** THE TASK **
Omit the images, then output each of the records below exactly.
● ● ● ● ● ● ●
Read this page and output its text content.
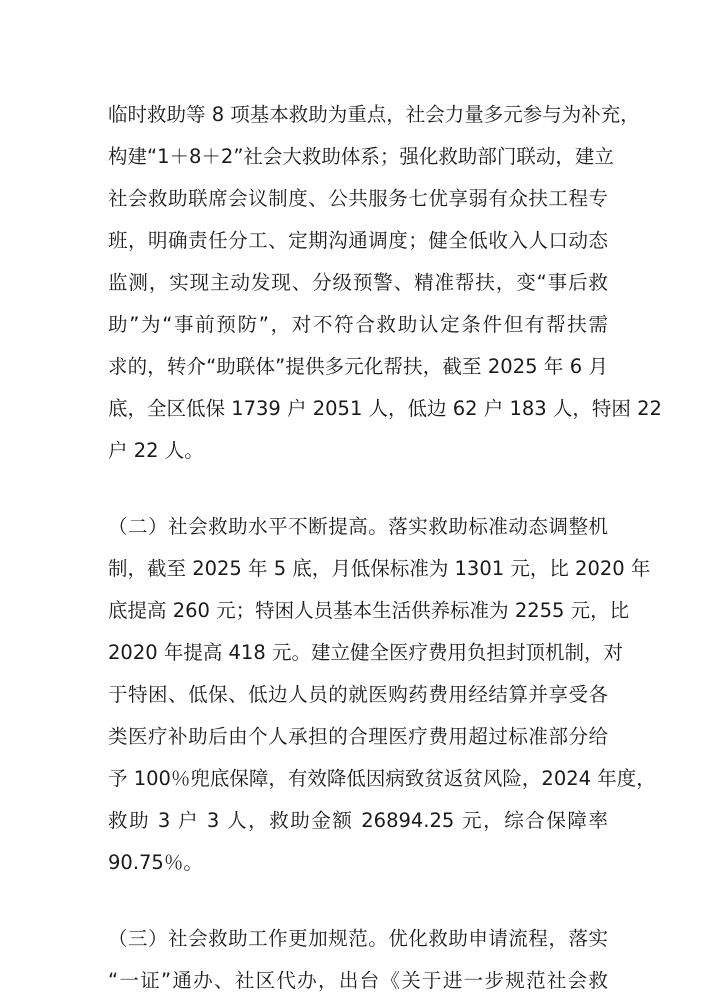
临时救助等 8 项基本救助为重点，社会力量多元参与为补充，
构建“1＋8＋2”社会大救助体系；强化救助部门联动，建立
社会救助联席会议制度、公共服务七优享弱有众扶工程专
班，明确责任分工、定期沟通调度；健全低收入人口动态
监测，实现主动发现、分级预警、精准帮扶，变“事后救
助”为“事前预防”，对不符合救助认定条件但有帮扶需
求的，转介“助联体”提供多元化帮扶，截至 2025 年 6 月
底，全区低保 1739 户 2051 人，低边 62 户 183 人，特困 22
户 22 人。
（二）社会救助水平不断提高。落实救助标准动态调整机
制，截至 2025 年 5 底，月低保标准为 1301 元，比 2020 年
底提高 260 元；特困人员基本生活供养标准为 2255 元，比
2020 年提高 418 元。建立健全医疗费用负担封顶机制，对
于特困、低保、低边人员的就医购药费用经结算并享受各
类医疗补助后由个人承担的合理医疗费用超过标准部分给
予 100％兜底保障，有效降低因病致贫返贫风险，2024 年度，
救助 3 户 3 人，救助金额 26894.25 元，综合保障率
90.75％。
（三）社会救助工作更加规范。优化救助申请流程，落实
“一证”通办、社区代办，出台《关于进一步规范社会救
● ● ● ● ● ● ●
** WRITTEN RESPONSE **
Read this page and output its text content.
临时救助等 8 项基本救助为重点，社会力量多元参与为补充，
构建“1＋8＋2”社会大救助体系；强化救助部门联动，建立
社会救助联席会议制度、公共服务七优享弱有众扶工程专
班，明确责任分工、定期沟通调度；健全低收入人口动态
监测，实现主动发现、分级预警、精准帮扶，变“事后救
助”为“事前预防”，对不符合救助认定条件但有帮扶需
求的，转介“助联体”提供多元化帮扶，截至 2025 年 6 月
底，全区低保 1739 户 2051 人，低边 62 户 183 人，特困 22
户 22 人。
（二）社会救助水平不断提高。落实救助标准动态调整机
制，截至 2025 年 5 底，月低保标准为 1301 元，比 2020 年
底提高 260 元；特困人员基本生活供养标准为 2255 元，比
2020 年提高 418 元。建立健全医疗费用负担封顶机制，对
于特困、低保、低边人员的就医购药费用经结算并享受各
类医疗补助后由个人承担的合理医疗费用超过标准部分给
予 100％兜底保障，有效降低因病致贫返贫风险，2024 年度，
救助 3 户 3 人，救助金额 26894.25 元，综合保障率
90.75％。
（三）社会救助工作更加规范。优化救助申请流程，落实
“一证”通办、社区代办，出台《关于进一步规范社会救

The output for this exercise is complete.